— begin Source material —

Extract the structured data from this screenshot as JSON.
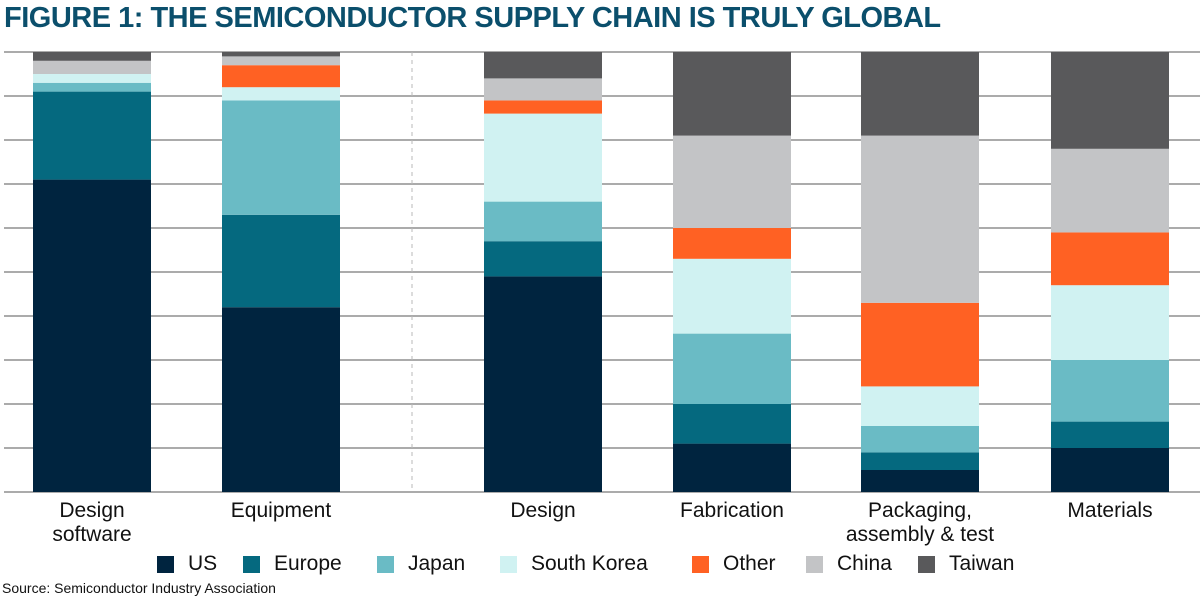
{
  "title": "FIGURE 1: THE SEMICONDUCTOR SUPPLY CHAIN IS TRULY GLOBAL",
  "source": "Source: Semiconductor Industry Association",
  "chart_data": {
    "type": "bar",
    "stacked": true,
    "title": "FIGURE 1: THE SEMICONDUCTOR SUPPLY CHAIN IS TRULY GLOBAL",
    "xlabel": "",
    "ylabel": "",
    "ylim": [
      0,
      100
    ],
    "grid": true,
    "legend_position": "bottom",
    "categories": [
      [
        "Design",
        "software"
      ],
      [
        "Equipment"
      ],
      [
        "Design"
      ],
      [
        "Fabrication"
      ],
      [
        "Packaging,",
        "assembly & test"
      ],
      [
        "Materials"
      ]
    ],
    "series": [
      {
        "name": "US",
        "color": "#00243f",
        "values": [
          71,
          42,
          49,
          11,
          5,
          10
        ]
      },
      {
        "name": "Europe",
        "color": "#05697f",
        "values": [
          20,
          21,
          8,
          9,
          4,
          6
        ]
      },
      {
        "name": "Japan",
        "color": "#6abbc5",
        "values": [
          2,
          26,
          9,
          16,
          6,
          14
        ]
      },
      {
        "name": "South Korea",
        "color": "#d0f2f2",
        "values": [
          2,
          3,
          20,
          17,
          9,
          17
        ]
      },
      {
        "name": "Other",
        "color": "#ff6123",
        "values": [
          0,
          5,
          3,
          7,
          19,
          12
        ]
      },
      {
        "name": "China",
        "color": "#c3c4c6",
        "values": [
          3,
          2,
          5,
          21,
          38,
          19
        ]
      },
      {
        "name": "Taiwan",
        "color": "#59595b",
        "values": [
          2,
          1,
          6,
          19,
          19,
          22
        ]
      }
    ]
  }
}
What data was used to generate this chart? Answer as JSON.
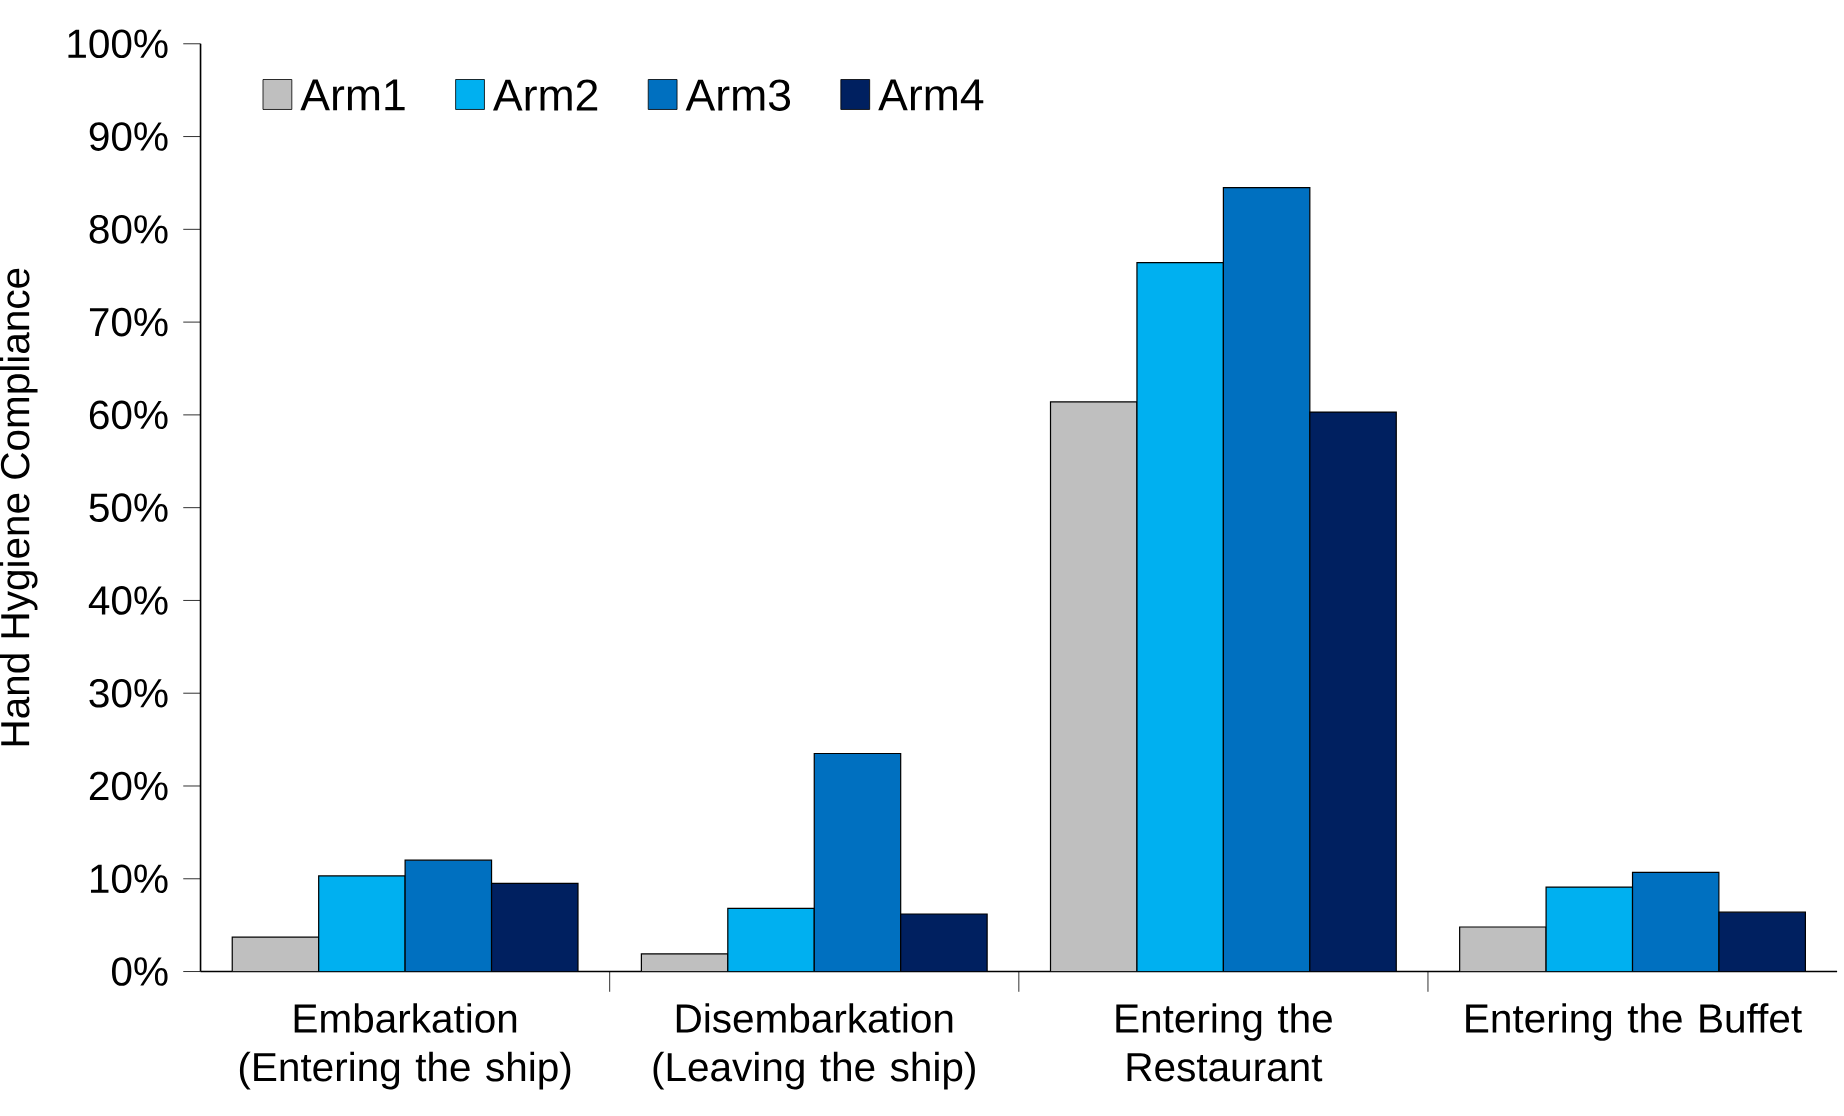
{
  "chart_data": {
    "type": "bar",
    "ylabel": "Hand Hygiene Compliance",
    "categories": [
      "Embarkation (Entering the ship)",
      "Disembarkation (Leaving the ship)",
      "Entering the Restaurant",
      "Entering the Buffet"
    ],
    "series": [
      {
        "name": "Arm1",
        "color": "#bfbfbf",
        "values": [
          3.7,
          1.9,
          61.4,
          4.8
        ]
      },
      {
        "name": "Arm2",
        "color": "#00b0f0",
        "values": [
          10.3,
          6.8,
          76.4,
          9.1
        ]
      },
      {
        "name": "Arm3",
        "color": "#0070c0",
        "values": [
          12.0,
          23.5,
          84.5,
          10.7
        ]
      },
      {
        "name": "Arm4",
        "color": "#002060",
        "values": [
          9.5,
          6.2,
          60.3,
          6.4
        ]
      }
    ],
    "ylim": [
      0,
      100
    ],
    "yticks": [
      {
        "value": 0,
        "label": "0%"
      },
      {
        "value": 10,
        "label": "10%"
      },
      {
        "value": 20,
        "label": "20%"
      },
      {
        "value": 30,
        "label": "30%"
      },
      {
        "value": 40,
        "label": "40%"
      },
      {
        "value": 50,
        "label": "50%"
      },
      {
        "value": 60,
        "label": "60%"
      },
      {
        "value": 70,
        "label": "70%"
      },
      {
        "value": 80,
        "label": "80%"
      },
      {
        "value": 90,
        "label": "90%"
      },
      {
        "value": 100,
        "label": "100%"
      }
    ],
    "grid": false,
    "legend": "top left"
  }
}
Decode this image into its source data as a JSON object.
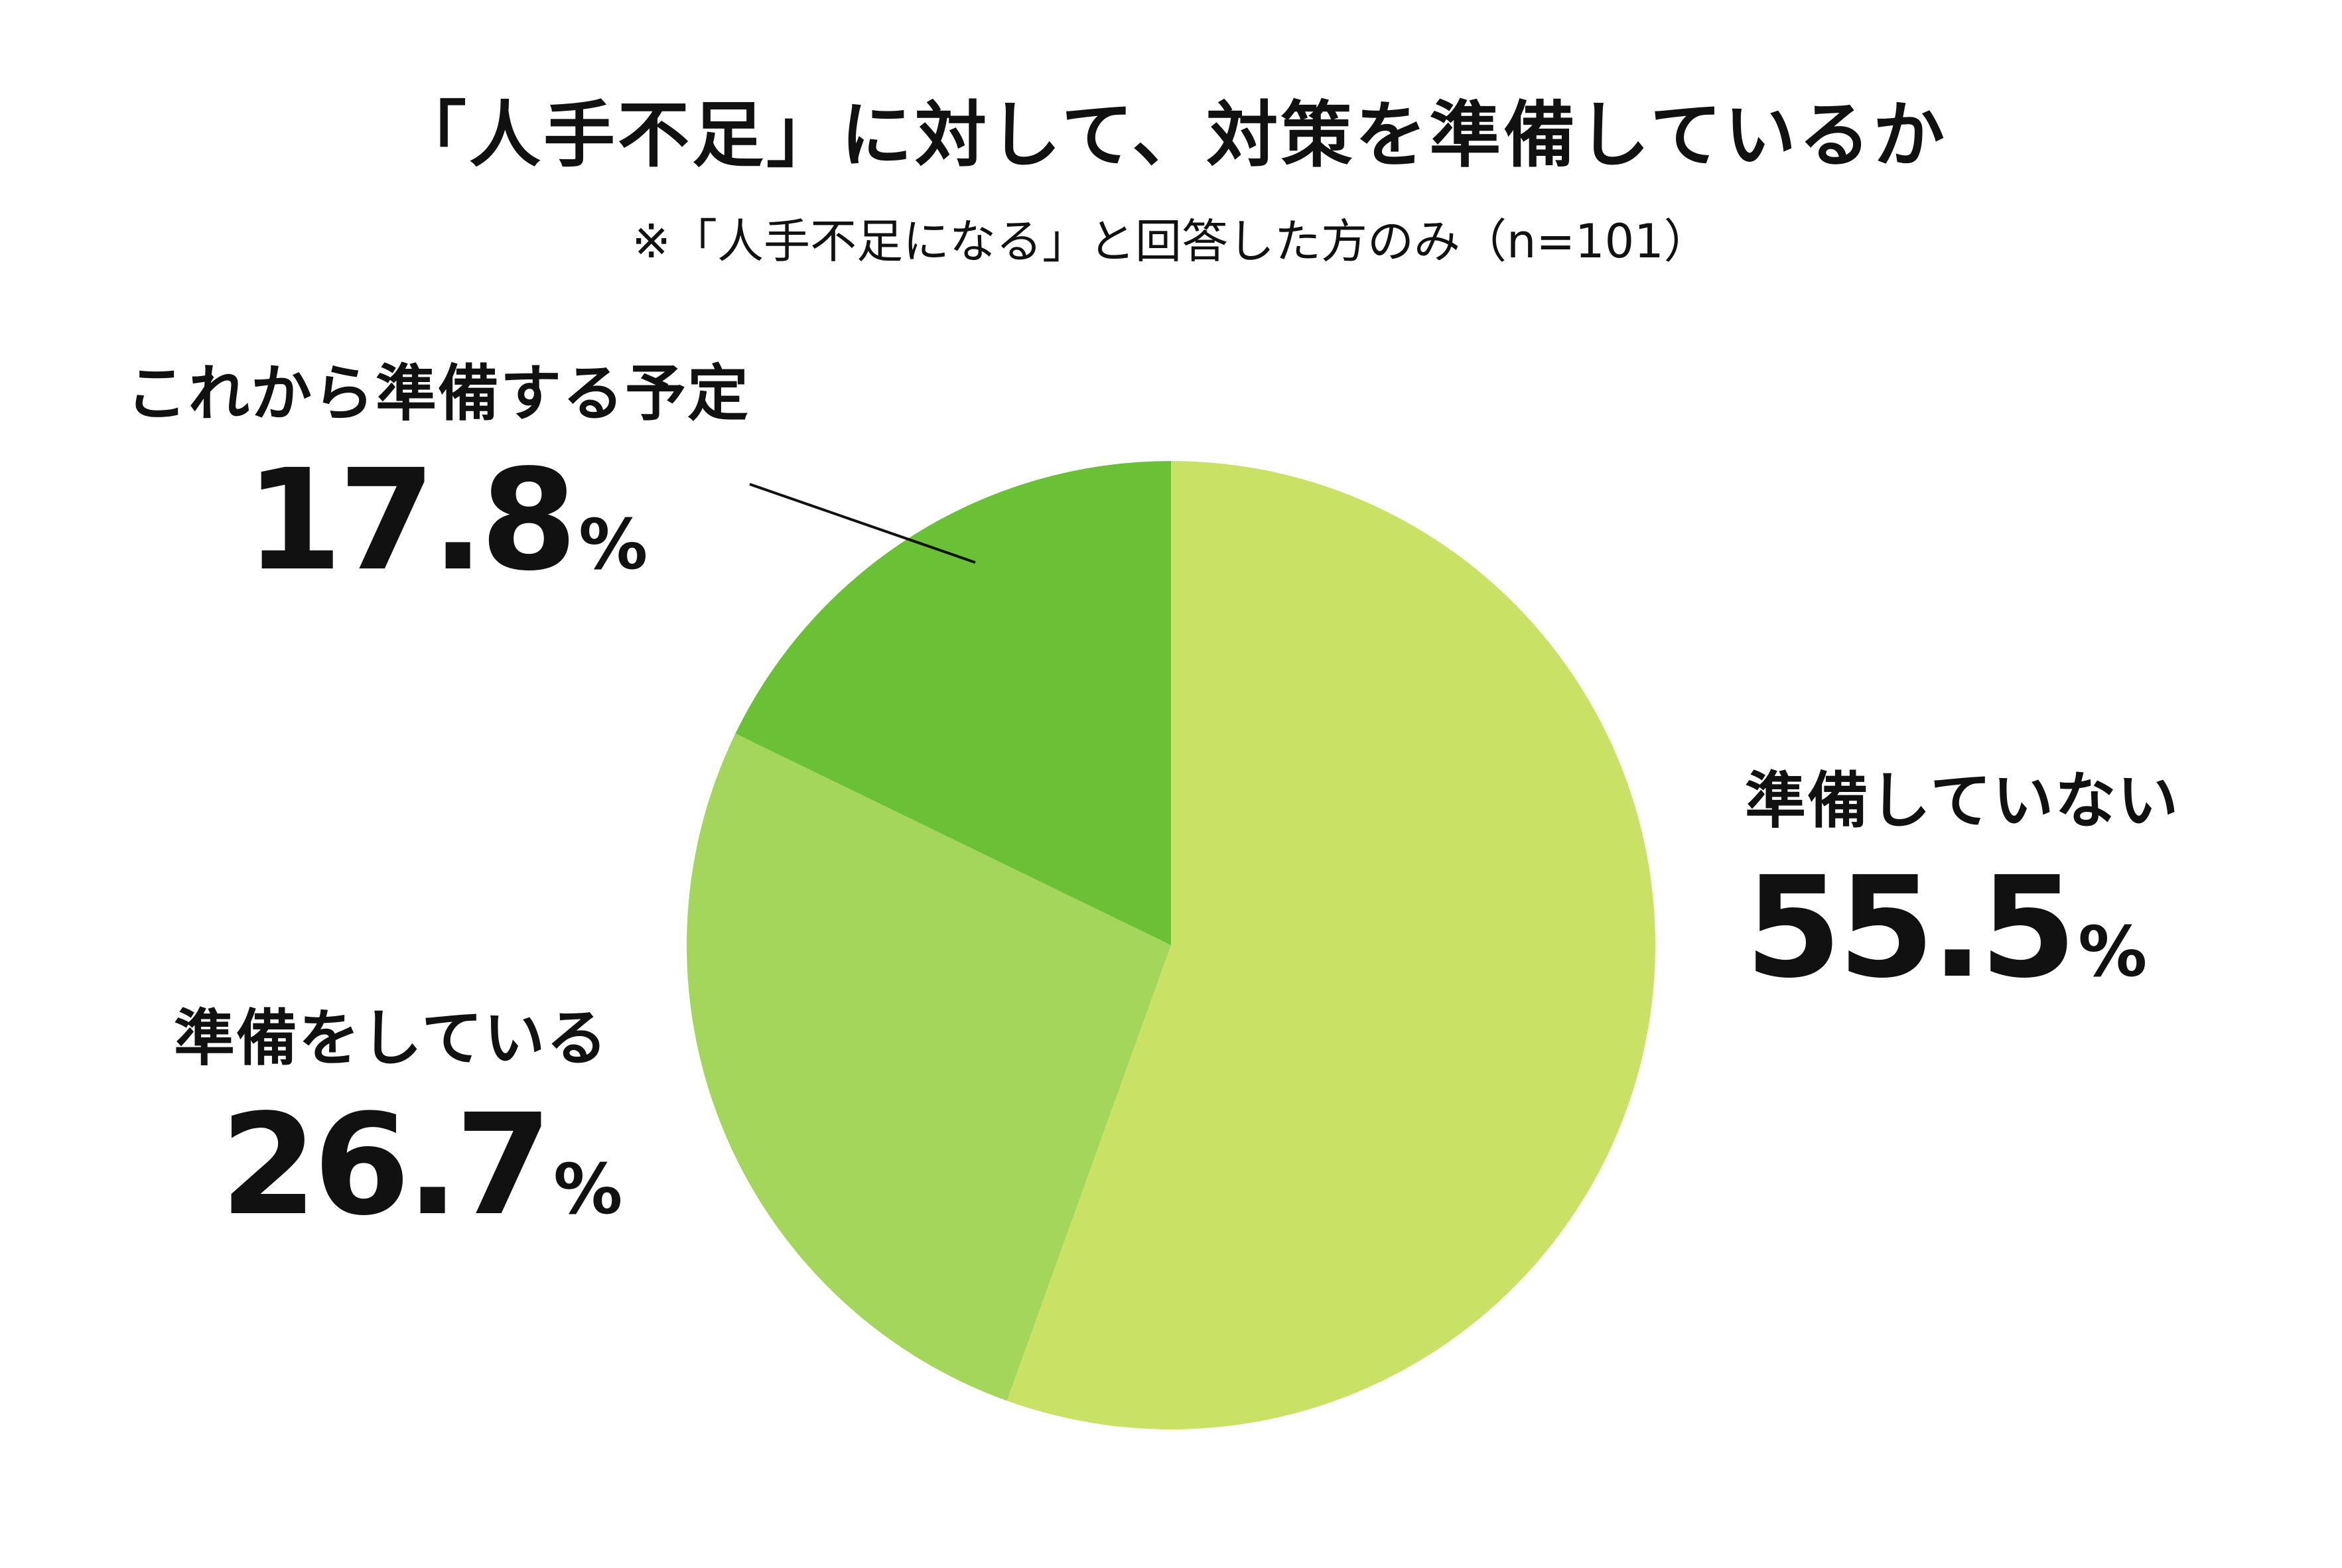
{
  "chart_data": {
    "type": "pie",
    "title": "「人手不足」に対して、対策を準備しているか",
    "subtitle": "※「人手不足になる」と回答した方のみ（n=101）",
    "unit": "%",
    "slices": [
      {
        "label": "準備していない",
        "value": 55.5,
        "value_text": "55.5",
        "color": "#c9e165"
      },
      {
        "label": "準備をしている",
        "value": 26.7,
        "value_text": "26.7",
        "color": "#a3d65a"
      },
      {
        "label": "これから準備する予定",
        "value": 17.8,
        "value_text": "17.8",
        "color": "#6bc135"
      }
    ]
  }
}
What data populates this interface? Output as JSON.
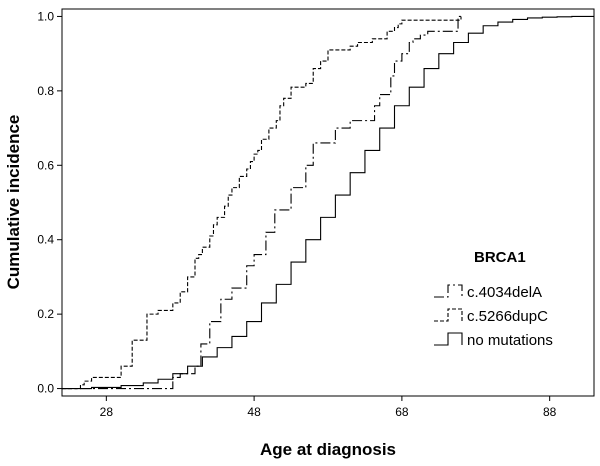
{
  "chart_data": {
    "type": "line",
    "subtype": "step",
    "xlabel": "Age at diagnosis",
    "ylabel": "Cumulative incidence",
    "xlim": [
      22,
      94
    ],
    "ylim": [
      -0.02,
      1.02
    ],
    "x_ticks": [
      "28",
      "48",
      "68",
      "88"
    ],
    "y_ticks": [
      "0.0",
      "0.2",
      "0.4",
      "0.6",
      "0.8",
      "1.0"
    ],
    "grid": false,
    "legend": {
      "title": "BRCA1",
      "placement": "right",
      "entries": [
        "c.4034delA",
        "c.5266dupC",
        "no mutations"
      ]
    },
    "series": [
      {
        "name": "c.4034delA",
        "line_style": "dash-dot",
        "x": [
          22,
          37,
          38,
          40,
          40.8,
          42,
          43.5,
          45,
          47,
          48,
          49.6,
          50.8,
          53,
          55,
          56,
          59,
          61,
          62.5,
          64.3,
          65,
          66.5,
          67,
          68,
          69,
          69.5,
          70.5,
          71.5,
          72,
          75,
          75.6,
          76
        ],
        "y": [
          0.0,
          0.03,
          0.04,
          0.06,
          0.12,
          0.18,
          0.24,
          0.27,
          0.33,
          0.36,
          0.42,
          0.48,
          0.54,
          0.6,
          0.66,
          0.7,
          0.72,
          0.72,
          0.76,
          0.79,
          0.84,
          0.88,
          0.9,
          0.93,
          0.94,
          0.95,
          0.96,
          0.96,
          0.96,
          1.0,
          1.0
        ]
      },
      {
        "name": "c.5266dupC",
        "line_style": "dashed",
        "x": [
          22,
          24.5,
          25,
          26,
          30,
          31.5,
          33.5,
          35,
          37,
          38,
          39,
          40,
          40.5,
          41,
          42,
          42.5,
          43,
          44,
          44.5,
          45,
          46,
          47,
          47.5,
          48,
          48.5,
          49,
          50,
          51,
          51.5,
          52,
          53,
          54,
          55,
          56,
          57,
          58,
          60,
          61,
          62,
          63,
          64,
          66,
          67,
          67.5,
          68,
          69,
          73,
          75.5,
          76
        ],
        "y": [
          0.0,
          0.01,
          0.02,
          0.03,
          0.06,
          0.13,
          0.2,
          0.21,
          0.23,
          0.26,
          0.3,
          0.35,
          0.36,
          0.38,
          0.41,
          0.44,
          0.46,
          0.49,
          0.52,
          0.54,
          0.57,
          0.59,
          0.61,
          0.63,
          0.64,
          0.67,
          0.7,
          0.72,
          0.76,
          0.78,
          0.81,
          0.81,
          0.82,
          0.86,
          0.88,
          0.91,
          0.91,
          0.92,
          0.93,
          0.93,
          0.94,
          0.96,
          0.97,
          0.98,
          0.99,
          0.99,
          0.99,
          0.99,
          1.0
        ]
      },
      {
        "name": "no mutations",
        "line_style": "solid",
        "x": [
          22,
          26,
          30,
          33,
          35,
          37,
          39,
          41,
          43,
          45,
          47,
          49,
          51,
          53,
          55,
          57,
          59,
          61,
          63,
          65,
          67,
          69,
          71,
          73,
          75,
          77,
          79,
          81,
          83,
          85,
          87,
          89,
          91,
          94
        ],
        "y": [
          0.0,
          0.003,
          0.008,
          0.015,
          0.025,
          0.04,
          0.06,
          0.085,
          0.11,
          0.14,
          0.18,
          0.23,
          0.28,
          0.34,
          0.4,
          0.46,
          0.52,
          0.58,
          0.64,
          0.7,
          0.76,
          0.81,
          0.86,
          0.9,
          0.93,
          0.955,
          0.975,
          0.985,
          0.992,
          0.996,
          0.998,
          0.999,
          1.0,
          1.0
        ]
      }
    ]
  }
}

— end Source material —

## What you will do
Locate the lines above that contain "JSON" and copy them.

## Task solution
Extract the structured data from this screenshot as JSON.
What data was used to generate this chart? Answer as JSON.
Decode this image into its source data as a JSON object.
What data populates this interface? Output as JSON.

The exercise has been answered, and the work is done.